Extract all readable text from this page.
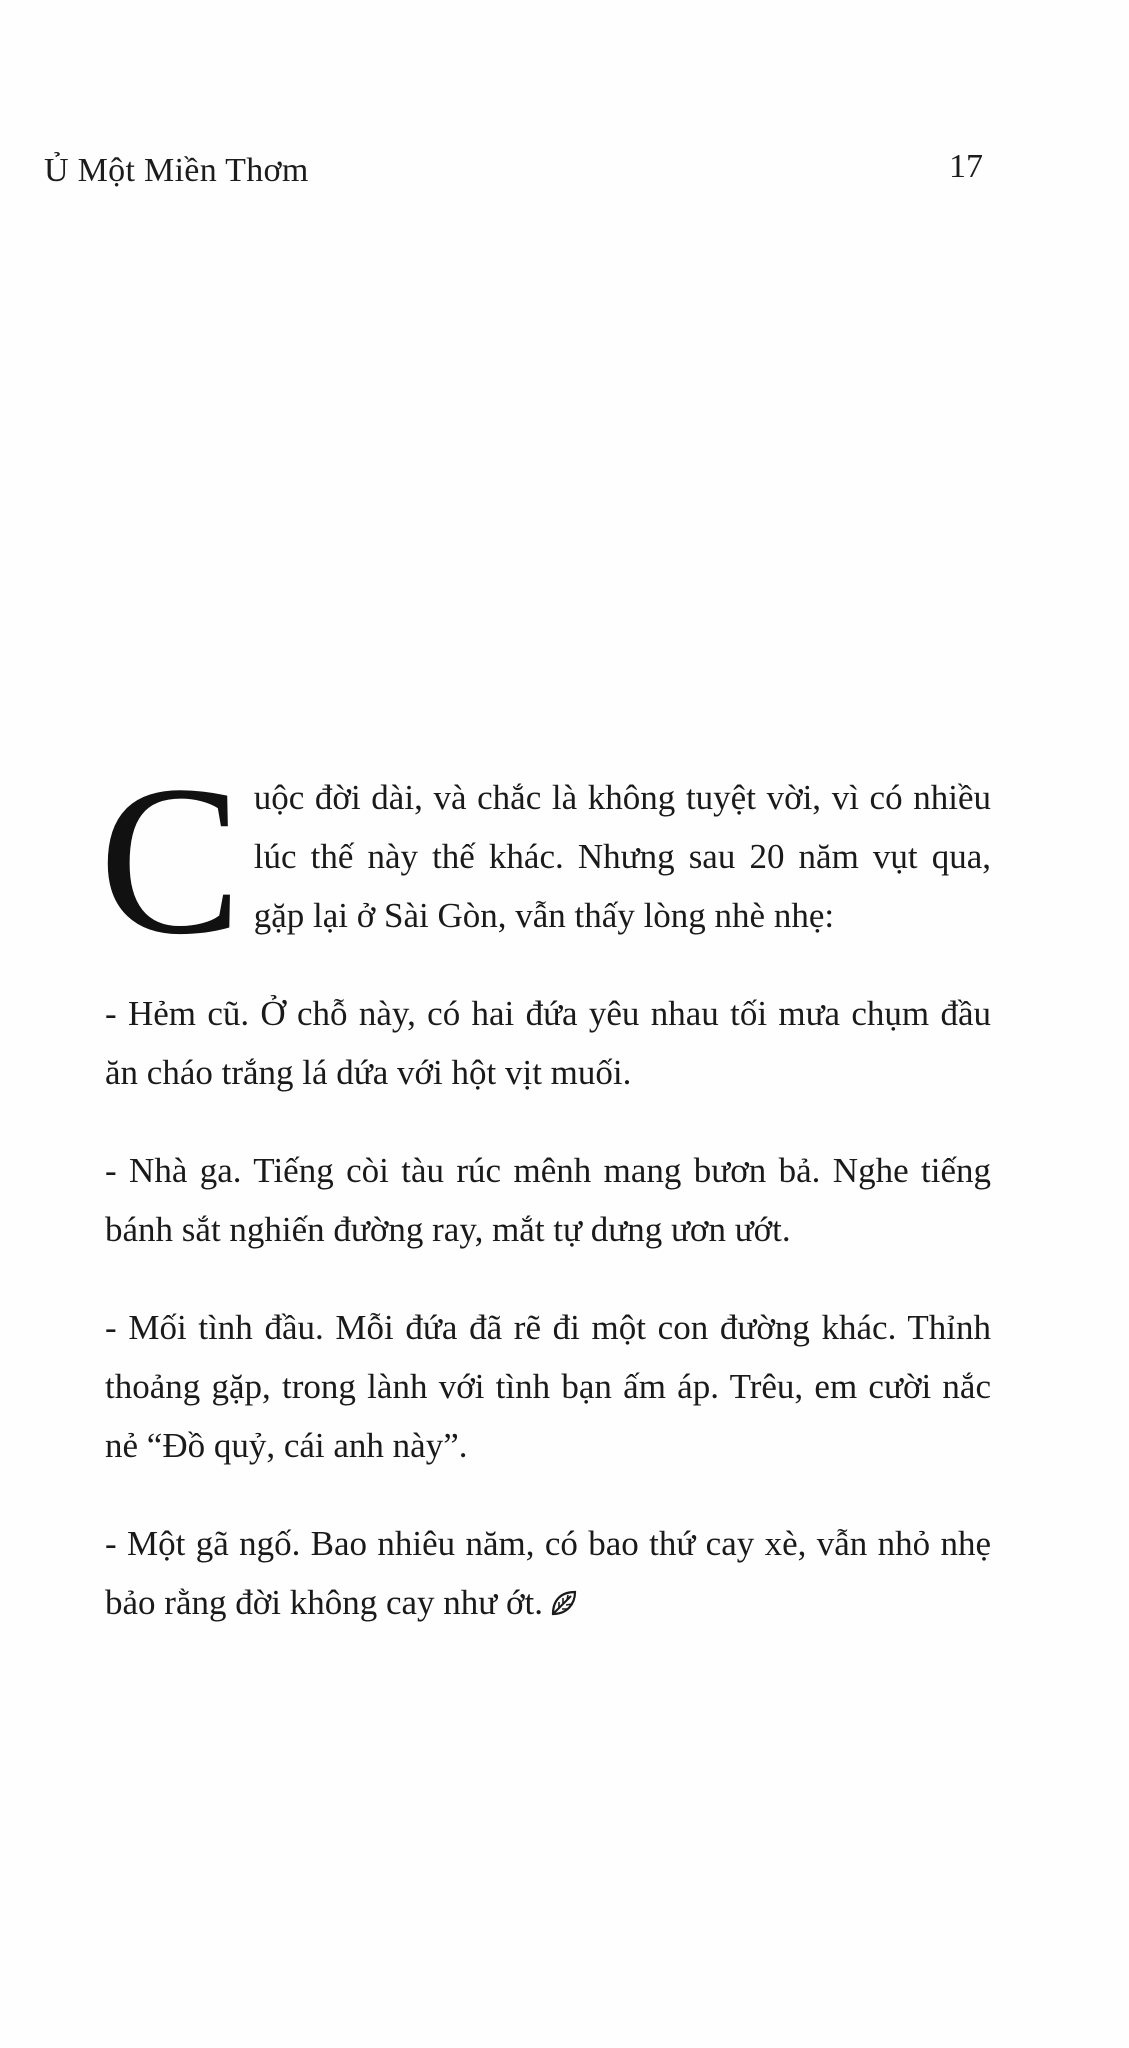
Ủ Một Miền Thơm	17

Cuộc đời dài, và chắc là không tuyệt vời, vì có nhiều lúc thế này thế khác. Nhưng sau 20 năm vụt qua, gặp lại ở Sài Gòn, vẫn thấy lòng nhè nhẹ:

- Hẻm cũ. Ở chỗ này, có hai đứa yêu nhau tối mưa chụm đầu ăn cháo trắng lá dứa với hột vịt muối.

- Nhà ga. Tiếng còi tàu rúc mênh mang bươn bả. Nghe tiếng bánh sắt nghiến đường ray, mắt tự dưng ươn ướt.

- Mối tình đầu. Mỗi đứa đã rẽ đi một con đường khác. Thỉnh thoảng gặp, trong lành với tình bạn ấm áp. Trêu, em cười nắc nẻ “Đồ quỷ, cái anh này”.

- Một gã ngố. Bao nhiêu năm, có bao thứ cay xè, vẫn nhỏ nhẹ bảo rằng đời không cay như ớt.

□ □ □

» Goal:
Give only the count of lines in the data that include the string "đường".

» Correct answer:
2